--- Problem statement ---
Repeat the data below exactly, dropping any pictures it holds.

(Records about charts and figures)
☆ ☆ ☆ ☆ ☆

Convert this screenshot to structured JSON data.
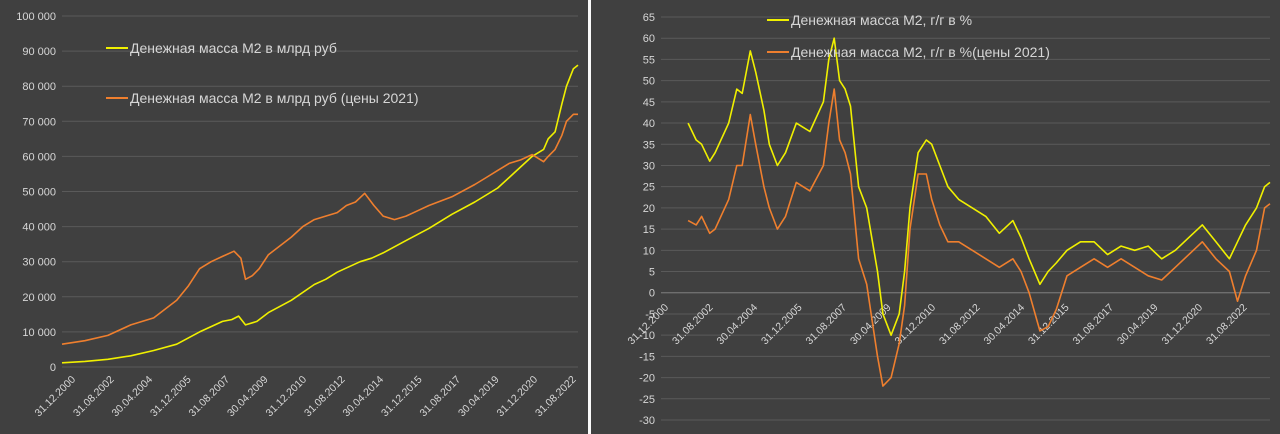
{
  "chart_data": [
    {
      "type": "line",
      "x_tick_labels": [
        "31.12.2000",
        "31.08.2002",
        "30.04.2004",
        "31.12.2005",
        "31.08.2007",
        "30.04.2009",
        "31.12.2010",
        "31.08.2012",
        "30.04.2014",
        "31.12.2015",
        "31.08.2017",
        "30.04.2019",
        "31.12.2020",
        "31.08.2022"
      ],
      "y_tick_labels": [
        "0",
        "10 000",
        "20 000",
        "30 000",
        "40 000",
        "50 000",
        "60 000",
        "70 000",
        "80 000",
        "90 000",
        "100 000"
      ],
      "ylim": [
        0,
        100000
      ],
      "xlim": [
        2001.0,
        2023.5
      ],
      "grid": true,
      "legend": "top-left",
      "series": [
        {
          "name": "Денежная масса М2 в млрд руб",
          "color": "#f0f000",
          "x": [
            2001.0,
            2002.0,
            2003.0,
            2004.0,
            2005.0,
            2006.0,
            2007.0,
            2007.5,
            2008.0,
            2008.4,
            2008.7,
            2009.0,
            2009.5,
            2010.0,
            2011.0,
            2012.0,
            2012.5,
            2013.0,
            2014.0,
            2014.5,
            2015.0,
            2016.0,
            2017.0,
            2018.0,
            2019.0,
            2020.0,
            2020.5,
            2021.0,
            2021.5,
            2022.0,
            2022.2,
            2022.5,
            2022.8,
            2023.0,
            2023.3,
            2023.5
          ],
          "y": [
            1200,
            1600,
            2200,
            3200,
            4700,
            6500,
            10000,
            11500,
            13000,
            13500,
            14500,
            12000,
            13000,
            15500,
            19000,
            23500,
            25000,
            27000,
            30000,
            31000,
            32500,
            36000,
            39500,
            43500,
            47000,
            51000,
            54000,
            57000,
            60000,
            62000,
            65000,
            67000,
            75000,
            80000,
            85000,
            86000
          ]
        },
        {
          "name": "Денежная масса М2 в млрд руб (цены 2021)",
          "color": "#ef7f2e",
          "x": [
            2001.0,
            2002.0,
            2003.0,
            2004.0,
            2005.0,
            2006.0,
            2006.5,
            2007.0,
            2007.5,
            2008.0,
            2008.5,
            2008.8,
            2009.0,
            2009.3,
            2009.6,
            2010.0,
            2011.0,
            2011.5,
            2012.0,
            2012.5,
            2013.0,
            2013.4,
            2013.8,
            2014.2,
            2014.6,
            2015.0,
            2015.5,
            2016.0,
            2016.5,
            2017.0,
            2018.0,
            2019.0,
            2019.5,
            2020.0,
            2020.5,
            2021.0,
            2021.5,
            2022.0,
            2022.2,
            2022.5,
            2022.8,
            2023.0,
            2023.3,
            2023.5
          ],
          "y": [
            6500,
            7500,
            9000,
            12000,
            14000,
            19000,
            23000,
            28000,
            30000,
            31500,
            33000,
            31000,
            25000,
            26000,
            28000,
            32000,
            37000,
            40000,
            42000,
            43000,
            44000,
            46000,
            47000,
            49500,
            46000,
            43000,
            42000,
            43000,
            44500,
            46000,
            48500,
            52000,
            54000,
            56000,
            58000,
            59000,
            60500,
            58500,
            60000,
            62000,
            66000,
            70000,
            72000,
            72000
          ]
        }
      ]
    },
    {
      "type": "line",
      "x_tick_labels": [
        "31.12.2000",
        "31.08.2002",
        "30.04.2004",
        "31.12.2005",
        "31.08.2007",
        "30.04.2009",
        "31.12.2010",
        "31.08.2012",
        "30.04.2014",
        "31.12.2015",
        "31.08.2017",
        "30.04.2019",
        "31.12.2020",
        "31.08.2022"
      ],
      "y_tick_labels": [
        "65",
        "60",
        "55",
        "50",
        "45",
        "40",
        "35",
        "30",
        "25",
        "20",
        "15",
        "10",
        "5",
        "0",
        "-5",
        "-10",
        "-15",
        "-20",
        "-25",
        "-30"
      ],
      "ylim": [
        -30,
        65
      ],
      "xlim": [
        2001.0,
        2023.5
      ],
      "grid": true,
      "legend": "top-center",
      "series": [
        {
          "name": "Денежная масса М2, г/г в %",
          "color": "#f0f000",
          "x": [
            2002.0,
            2002.3,
            2002.5,
            2002.8,
            2003.0,
            2003.5,
            2003.8,
            2004.0,
            2004.3,
            2004.5,
            2004.8,
            2005.0,
            2005.3,
            2005.6,
            2006.0,
            2006.5,
            2007.0,
            2007.2,
            2007.4,
            2007.6,
            2007.8,
            2008.0,
            2008.3,
            2008.6,
            2009.0,
            2009.2,
            2009.5,
            2009.8,
            2010.0,
            2010.2,
            2010.5,
            2010.8,
            2011.0,
            2011.3,
            2011.6,
            2012.0,
            2012.5,
            2013.0,
            2013.5,
            2014.0,
            2014.3,
            2014.6,
            2015.0,
            2015.3,
            2015.6,
            2016.0,
            2016.5,
            2017.0,
            2017.5,
            2018.0,
            2018.5,
            2019.0,
            2019.5,
            2020.0,
            2020.5,
            2021.0,
            2021.5,
            2022.0,
            2022.3,
            2022.6,
            2023.0,
            2023.3,
            2023.5
          ],
          "y": [
            40,
            36,
            35,
            31,
            33,
            40,
            48,
            47,
            57,
            52,
            43,
            35,
            30,
            33,
            40,
            38,
            45,
            55,
            60,
            50,
            48,
            44,
            25,
            20,
            5,
            -5,
            -10,
            -5,
            5,
            20,
            33,
            36,
            35,
            30,
            25,
            22,
            20,
            18,
            14,
            17,
            13,
            8,
            2,
            5,
            7,
            10,
            12,
            12,
            9,
            11,
            10,
            11,
            8,
            10,
            13,
            16,
            12,
            8,
            12,
            16,
            20,
            25,
            26
          ],
          "legend_order": 1
        },
        {
          "name": "Денежная масса М2, г/г в %(цены 2021)",
          "color": "#ef7f2e",
          "x": [
            2002.0,
            2002.3,
            2002.5,
            2002.8,
            2003.0,
            2003.5,
            2003.8,
            2004.0,
            2004.3,
            2004.5,
            2004.8,
            2005.0,
            2005.3,
            2005.6,
            2006.0,
            2006.5,
            2007.0,
            2007.2,
            2007.4,
            2007.6,
            2007.8,
            2008.0,
            2008.3,
            2008.6,
            2009.0,
            2009.2,
            2009.5,
            2009.8,
            2010.0,
            2010.2,
            2010.5,
            2010.8,
            2011.0,
            2011.3,
            2011.6,
            2012.0,
            2012.5,
            2013.0,
            2013.5,
            2014.0,
            2014.3,
            2014.6,
            2015.0,
            2015.3,
            2015.6,
            2016.0,
            2016.5,
            2017.0,
            2017.5,
            2018.0,
            2018.5,
            2019.0,
            2019.5,
            2020.0,
            2020.5,
            2021.0,
            2021.5,
            2022.0,
            2022.3,
            2022.6,
            2023.0,
            2023.3,
            2023.5
          ],
          "y": [
            17,
            16,
            18,
            14,
            15,
            22,
            30,
            30,
            42,
            35,
            25,
            20,
            15,
            18,
            26,
            24,
            30,
            40,
            48,
            36,
            33,
            28,
            8,
            2,
            -15,
            -22,
            -20,
            -12,
            -3,
            15,
            28,
            28,
            22,
            16,
            12,
            12,
            10,
            8,
            6,
            8,
            5,
            0,
            -9,
            -8,
            -4,
            4,
            6,
            8,
            6,
            8,
            6,
            4,
            3,
            6,
            9,
            12,
            8,
            5,
            -2,
            4,
            10,
            20,
            21
          ],
          "legend_order": 2
        }
      ]
    }
  ],
  "colors": {
    "background": "#404040",
    "grid": "#5a5a5a",
    "text": "#d6d6d6",
    "divider": "#fafafa"
  }
}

☆ ☆ ☆ ☆ ☆

--- Full solution ---
Convert this screenshot to structured JSON data.
{
  "chart_data": [
    {
      "type": "line",
      "x_tick_labels": [
        "31.12.2000",
        "31.08.2002",
        "30.04.2004",
        "31.12.2005",
        "31.08.2007",
        "30.04.2009",
        "31.12.2010",
        "31.08.2012",
        "30.04.2014",
        "31.12.2015",
        "31.08.2017",
        "30.04.2019",
        "31.12.2020",
        "31.08.2022"
      ],
      "y_tick_labels": [
        "0",
        "10 000",
        "20 000",
        "30 000",
        "40 000",
        "50 000",
        "60 000",
        "70 000",
        "80 000",
        "90 000",
        "100 000"
      ],
      "ylim": [
        0,
        100000
      ],
      "xlim": [
        2001.0,
        2023.5
      ],
      "grid": true,
      "legend": "top-left",
      "series": [
        {
          "name": "Денежная масса М2 в млрд руб",
          "color": "#f0f000",
          "x": [
            2001.0,
            2002.0,
            2003.0,
            2004.0,
            2005.0,
            2006.0,
            2007.0,
            2007.5,
            2008.0,
            2008.4,
            2008.7,
            2009.0,
            2009.5,
            2010.0,
            2011.0,
            2012.0,
            2012.5,
            2013.0,
            2014.0,
            2014.5,
            2015.0,
            2016.0,
            2017.0,
            2018.0,
            2019.0,
            2020.0,
            2020.5,
            2021.0,
            2021.5,
            2022.0,
            2022.2,
            2022.5,
            2022.8,
            2023.0,
            2023.3,
            2023.5
          ],
          "y": [
            1200,
            1600,
            2200,
            3200,
            4700,
            6500,
            10000,
            11500,
            13000,
            13500,
            14500,
            12000,
            13000,
            15500,
            19000,
            23500,
            25000,
            27000,
            30000,
            31000,
            32500,
            36000,
            39500,
            43500,
            47000,
            51000,
            54000,
            57000,
            60000,
            62000,
            65000,
            67000,
            75000,
            80000,
            85000,
            86000
          ]
        },
        {
          "name": "Денежная масса М2 в млрд руб (цены 2021)",
          "color": "#ef7f2e",
          "x": [
            2001.0,
            2002.0,
            2003.0,
            2004.0,
            2005.0,
            2006.0,
            2006.5,
            2007.0,
            2007.5,
            2008.0,
            2008.5,
            2008.8,
            2009.0,
            2009.3,
            2009.6,
            2010.0,
            2011.0,
            2011.5,
            2012.0,
            2012.5,
            2013.0,
            2013.4,
            2013.8,
            2014.2,
            2014.6,
            2015.0,
            2015.5,
            2016.0,
            2016.5,
            2017.0,
            2018.0,
            2019.0,
            2019.5,
            2020.0,
            2020.5,
            2021.0,
            2021.5,
            2022.0,
            2022.2,
            2022.5,
            2022.8,
            2023.0,
            2023.3,
            2023.5
          ],
          "y": [
            6500,
            7500,
            9000,
            12000,
            14000,
            19000,
            23000,
            28000,
            30000,
            31500,
            33000,
            31000,
            25000,
            26000,
            28000,
            32000,
            37000,
            40000,
            42000,
            43000,
            44000,
            46000,
            47000,
            49500,
            46000,
            43000,
            42000,
            43000,
            44500,
            46000,
            48500,
            52000,
            54000,
            56000,
            58000,
            59000,
            60500,
            58500,
            60000,
            62000,
            66000,
            70000,
            72000,
            72000
          ]
        }
      ]
    },
    {
      "type": "line",
      "x_tick_labels": [
        "31.12.2000",
        "31.08.2002",
        "30.04.2004",
        "31.12.2005",
        "31.08.2007",
        "30.04.2009",
        "31.12.2010",
        "31.08.2012",
        "30.04.2014",
        "31.12.2015",
        "31.08.2017",
        "30.04.2019",
        "31.12.2020",
        "31.08.2022"
      ],
      "y_tick_labels": [
        "65",
        "60",
        "55",
        "50",
        "45",
        "40",
        "35",
        "30",
        "25",
        "20",
        "15",
        "10",
        "5",
        "0",
        "-5",
        "-10",
        "-15",
        "-20",
        "-25",
        "-30"
      ],
      "ylim": [
        -30,
        65
      ],
      "xlim": [
        2001.0,
        2023.5
      ],
      "grid": true,
      "legend": "top-center",
      "series": [
        {
          "name": "Денежная масса М2, г/г в %",
          "color": "#f0f000",
          "x": [
            2002.0,
            2002.3,
            2002.5,
            2002.8,
            2003.0,
            2003.5,
            2003.8,
            2004.0,
            2004.3,
            2004.5,
            2004.8,
            2005.0,
            2005.3,
            2005.6,
            2006.0,
            2006.5,
            2007.0,
            2007.2,
            2007.4,
            2007.6,
            2007.8,
            2008.0,
            2008.3,
            2008.6,
            2009.0,
            2009.2,
            2009.5,
            2009.8,
            2010.0,
            2010.2,
            2010.5,
            2010.8,
            2011.0,
            2011.3,
            2011.6,
            2012.0,
            2012.5,
            2013.0,
            2013.5,
            2014.0,
            2014.3,
            2014.6,
            2015.0,
            2015.3,
            2015.6,
            2016.0,
            2016.5,
            2017.0,
            2017.5,
            2018.0,
            2018.5,
            2019.0,
            2019.5,
            2020.0,
            2020.5,
            2021.0,
            2021.5,
            2022.0,
            2022.3,
            2022.6,
            2023.0,
            2023.3,
            2023.5
          ],
          "y": [
            40,
            36,
            35,
            31,
            33,
            40,
            48,
            47,
            57,
            52,
            43,
            35,
            30,
            33,
            40,
            38,
            45,
            55,
            60,
            50,
            48,
            44,
            25,
            20,
            5,
            -5,
            -10,
            -5,
            5,
            20,
            33,
            36,
            35,
            30,
            25,
            22,
            20,
            18,
            14,
            17,
            13,
            8,
            2,
            5,
            7,
            10,
            12,
            12,
            9,
            11,
            10,
            11,
            8,
            10,
            13,
            16,
            12,
            8,
            12,
            16,
            20,
            25,
            26
          ],
          "legend_order": 1
        },
        {
          "name": "Денежная масса М2, г/г в %(цены 2021)",
          "color": "#ef7f2e",
          "x": [
            2002.0,
            2002.3,
            2002.5,
            2002.8,
            2003.0,
            2003.5,
            2003.8,
            2004.0,
            2004.3,
            2004.5,
            2004.8,
            2005.0,
            2005.3,
            2005.6,
            2006.0,
            2006.5,
            2007.0,
            2007.2,
            2007.4,
            2007.6,
            2007.8,
            2008.0,
            2008.3,
            2008.6,
            2009.0,
            2009.2,
            2009.5,
            2009.8,
            2010.0,
            2010.2,
            2010.5,
            2010.8,
            2011.0,
            2011.3,
            2011.6,
            2012.0,
            2012.5,
            2013.0,
            2013.5,
            2014.0,
            2014.3,
            2014.6,
            2015.0,
            2015.3,
            2015.6,
            2016.0,
            2016.5,
            2017.0,
            2017.5,
            2018.0,
            2018.5,
            2019.0,
            2019.5,
            2020.0,
            2020.5,
            2021.0,
            2021.5,
            2022.0,
            2022.3,
            2022.6,
            2023.0,
            2023.3,
            2023.5
          ],
          "y": [
            17,
            16,
            18,
            14,
            15,
            22,
            30,
            30,
            42,
            35,
            25,
            20,
            15,
            18,
            26,
            24,
            30,
            40,
            48,
            36,
            33,
            28,
            8,
            2,
            -15,
            -22,
            -20,
            -12,
            -3,
            15,
            28,
            28,
            22,
            16,
            12,
            12,
            10,
            8,
            6,
            8,
            5,
            0,
            -9,
            -8,
            -4,
            4,
            6,
            8,
            6,
            8,
            6,
            4,
            3,
            6,
            9,
            12,
            8,
            5,
            -2,
            4,
            10,
            20,
            21
          ],
          "legend_order": 2
        }
      ]
    }
  ],
  "colors": {
    "background": "#404040",
    "grid": "#5a5a5a",
    "text": "#d6d6d6",
    "divider": "#fafafa"
  }
}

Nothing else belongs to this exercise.